WORK TO COMPLETE
Records follow. Pull out every line that contains "výrobců".

TASK MATERIAL
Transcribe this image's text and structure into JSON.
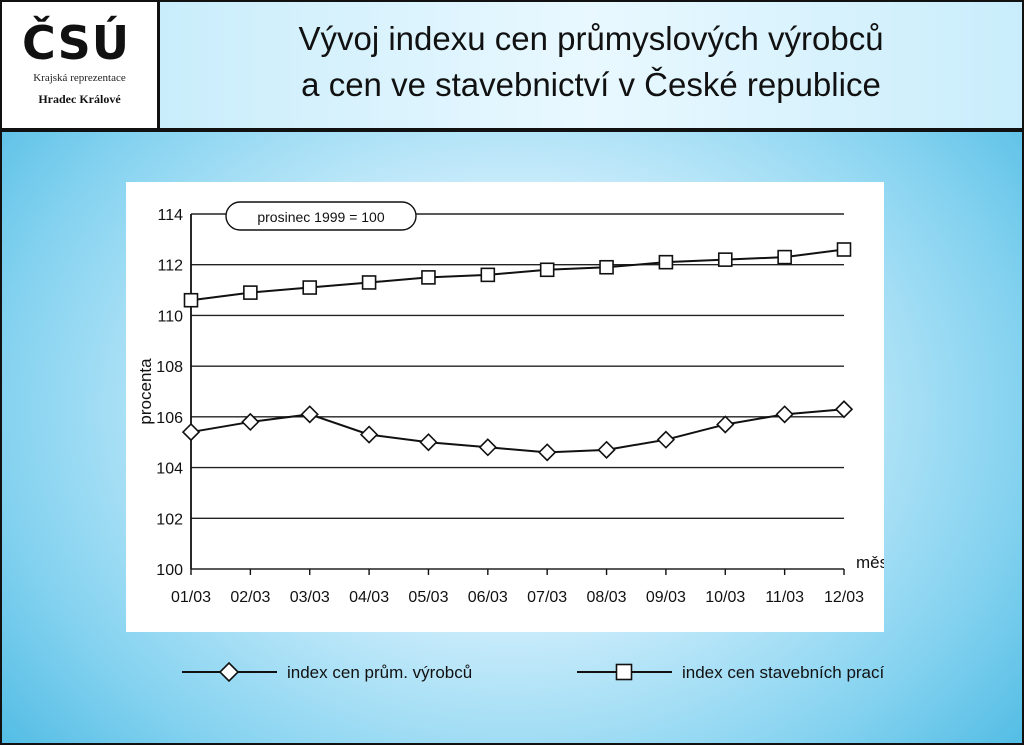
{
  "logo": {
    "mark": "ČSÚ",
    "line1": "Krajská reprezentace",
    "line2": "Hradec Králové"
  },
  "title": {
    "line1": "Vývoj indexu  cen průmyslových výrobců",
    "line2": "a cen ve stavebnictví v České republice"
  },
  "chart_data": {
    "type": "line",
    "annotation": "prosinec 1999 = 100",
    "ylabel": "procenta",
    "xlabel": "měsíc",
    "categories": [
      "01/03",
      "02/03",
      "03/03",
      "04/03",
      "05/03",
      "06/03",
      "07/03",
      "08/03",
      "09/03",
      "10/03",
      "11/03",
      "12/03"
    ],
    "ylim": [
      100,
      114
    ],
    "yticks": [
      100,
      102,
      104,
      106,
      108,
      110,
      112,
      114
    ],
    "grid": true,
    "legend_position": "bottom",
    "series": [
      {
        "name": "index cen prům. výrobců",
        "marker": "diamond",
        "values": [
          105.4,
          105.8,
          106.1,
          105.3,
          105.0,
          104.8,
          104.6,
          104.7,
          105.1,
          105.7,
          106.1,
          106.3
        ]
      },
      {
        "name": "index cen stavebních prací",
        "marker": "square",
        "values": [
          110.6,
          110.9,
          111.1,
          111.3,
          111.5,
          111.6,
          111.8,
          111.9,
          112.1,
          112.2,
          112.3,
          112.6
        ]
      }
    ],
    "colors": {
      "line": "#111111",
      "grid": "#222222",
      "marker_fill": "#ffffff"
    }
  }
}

...

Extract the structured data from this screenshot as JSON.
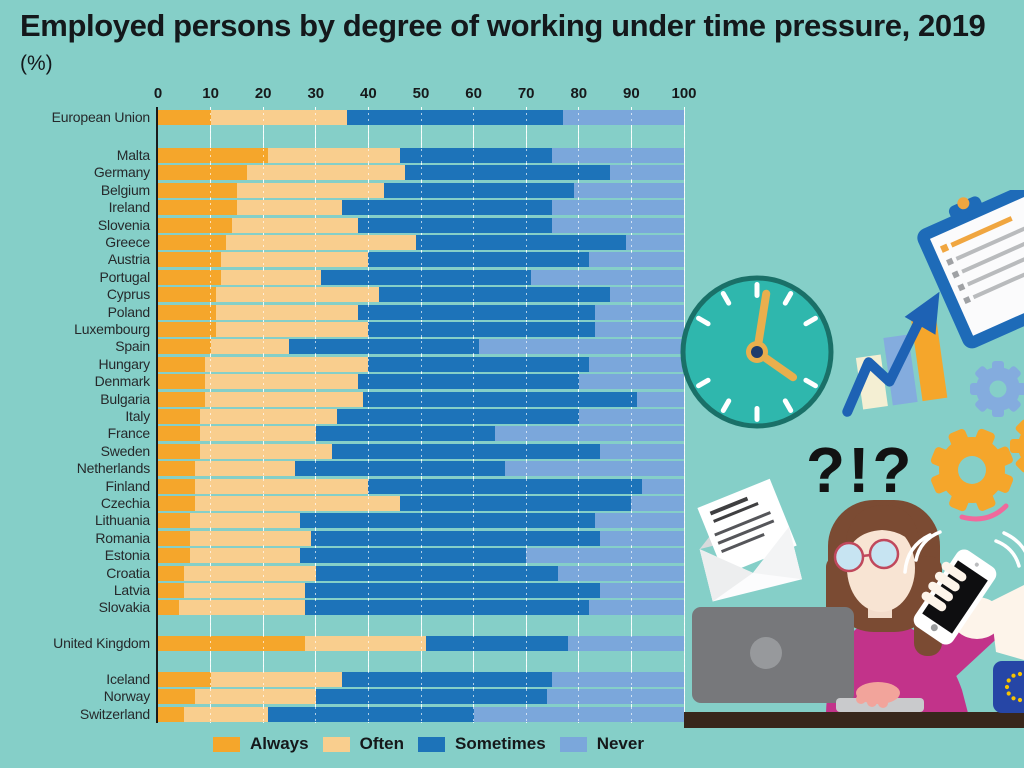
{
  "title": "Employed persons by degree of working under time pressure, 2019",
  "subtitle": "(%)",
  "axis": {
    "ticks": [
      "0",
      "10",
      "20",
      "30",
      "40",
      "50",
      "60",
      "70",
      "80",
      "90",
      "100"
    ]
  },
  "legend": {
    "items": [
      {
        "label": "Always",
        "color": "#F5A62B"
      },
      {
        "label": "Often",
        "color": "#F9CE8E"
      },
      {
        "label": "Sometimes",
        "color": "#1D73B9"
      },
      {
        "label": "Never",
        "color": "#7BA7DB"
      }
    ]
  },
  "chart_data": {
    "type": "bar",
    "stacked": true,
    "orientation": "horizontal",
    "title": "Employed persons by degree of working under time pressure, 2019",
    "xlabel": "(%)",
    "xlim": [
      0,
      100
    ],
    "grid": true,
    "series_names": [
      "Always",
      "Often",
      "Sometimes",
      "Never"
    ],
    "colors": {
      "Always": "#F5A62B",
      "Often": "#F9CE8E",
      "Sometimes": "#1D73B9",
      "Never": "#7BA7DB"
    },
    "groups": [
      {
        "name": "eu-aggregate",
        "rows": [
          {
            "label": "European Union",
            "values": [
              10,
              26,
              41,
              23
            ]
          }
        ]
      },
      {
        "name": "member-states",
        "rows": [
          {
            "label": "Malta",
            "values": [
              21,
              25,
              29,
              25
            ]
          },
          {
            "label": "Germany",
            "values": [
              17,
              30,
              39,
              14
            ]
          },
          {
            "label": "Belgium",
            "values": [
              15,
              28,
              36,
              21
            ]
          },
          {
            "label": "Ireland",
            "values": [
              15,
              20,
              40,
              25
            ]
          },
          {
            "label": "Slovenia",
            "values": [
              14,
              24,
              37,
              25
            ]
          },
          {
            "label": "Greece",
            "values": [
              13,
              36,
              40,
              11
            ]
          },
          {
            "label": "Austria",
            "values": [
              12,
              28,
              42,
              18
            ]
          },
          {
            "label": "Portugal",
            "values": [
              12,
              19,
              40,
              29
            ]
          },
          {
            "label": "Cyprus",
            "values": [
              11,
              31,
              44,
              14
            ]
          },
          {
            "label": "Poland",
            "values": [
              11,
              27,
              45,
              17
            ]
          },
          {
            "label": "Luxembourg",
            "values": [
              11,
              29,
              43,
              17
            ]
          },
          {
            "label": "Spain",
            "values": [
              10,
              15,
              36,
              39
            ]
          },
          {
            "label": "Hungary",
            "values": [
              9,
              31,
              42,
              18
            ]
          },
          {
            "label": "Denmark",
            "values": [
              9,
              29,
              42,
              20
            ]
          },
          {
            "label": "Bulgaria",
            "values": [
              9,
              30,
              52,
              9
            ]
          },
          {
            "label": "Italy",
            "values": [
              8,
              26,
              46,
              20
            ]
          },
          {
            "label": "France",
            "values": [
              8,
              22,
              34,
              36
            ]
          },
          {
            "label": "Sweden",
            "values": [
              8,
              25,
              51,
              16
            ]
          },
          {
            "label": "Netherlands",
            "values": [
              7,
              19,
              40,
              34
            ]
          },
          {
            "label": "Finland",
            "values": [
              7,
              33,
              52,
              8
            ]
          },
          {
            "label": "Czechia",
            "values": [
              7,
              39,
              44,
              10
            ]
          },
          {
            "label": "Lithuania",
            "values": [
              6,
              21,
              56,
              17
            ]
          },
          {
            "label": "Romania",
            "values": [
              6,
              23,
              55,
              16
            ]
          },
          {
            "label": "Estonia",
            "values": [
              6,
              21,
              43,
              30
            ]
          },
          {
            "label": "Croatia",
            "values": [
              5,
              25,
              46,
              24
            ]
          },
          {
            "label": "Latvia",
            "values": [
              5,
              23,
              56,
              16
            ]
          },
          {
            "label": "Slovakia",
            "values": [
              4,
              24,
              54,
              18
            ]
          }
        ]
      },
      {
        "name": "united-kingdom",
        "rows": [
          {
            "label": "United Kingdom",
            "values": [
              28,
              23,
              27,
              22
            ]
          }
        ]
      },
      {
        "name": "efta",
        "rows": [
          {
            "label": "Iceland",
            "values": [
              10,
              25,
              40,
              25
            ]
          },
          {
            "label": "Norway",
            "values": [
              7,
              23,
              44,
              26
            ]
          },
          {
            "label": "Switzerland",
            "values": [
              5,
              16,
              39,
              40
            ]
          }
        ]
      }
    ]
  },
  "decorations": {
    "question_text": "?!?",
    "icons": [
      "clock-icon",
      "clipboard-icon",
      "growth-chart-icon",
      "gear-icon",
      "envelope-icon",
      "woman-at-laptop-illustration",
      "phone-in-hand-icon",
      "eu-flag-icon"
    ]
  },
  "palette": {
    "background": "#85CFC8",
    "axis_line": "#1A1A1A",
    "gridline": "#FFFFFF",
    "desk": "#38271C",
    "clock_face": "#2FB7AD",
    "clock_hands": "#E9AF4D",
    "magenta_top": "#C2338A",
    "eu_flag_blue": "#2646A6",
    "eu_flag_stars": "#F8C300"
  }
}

OUTPUT OF THE TASK
    "line1": "Vývoj indexu  cen průmyslových výrobců",
        "name": "index cen prům. výrobců",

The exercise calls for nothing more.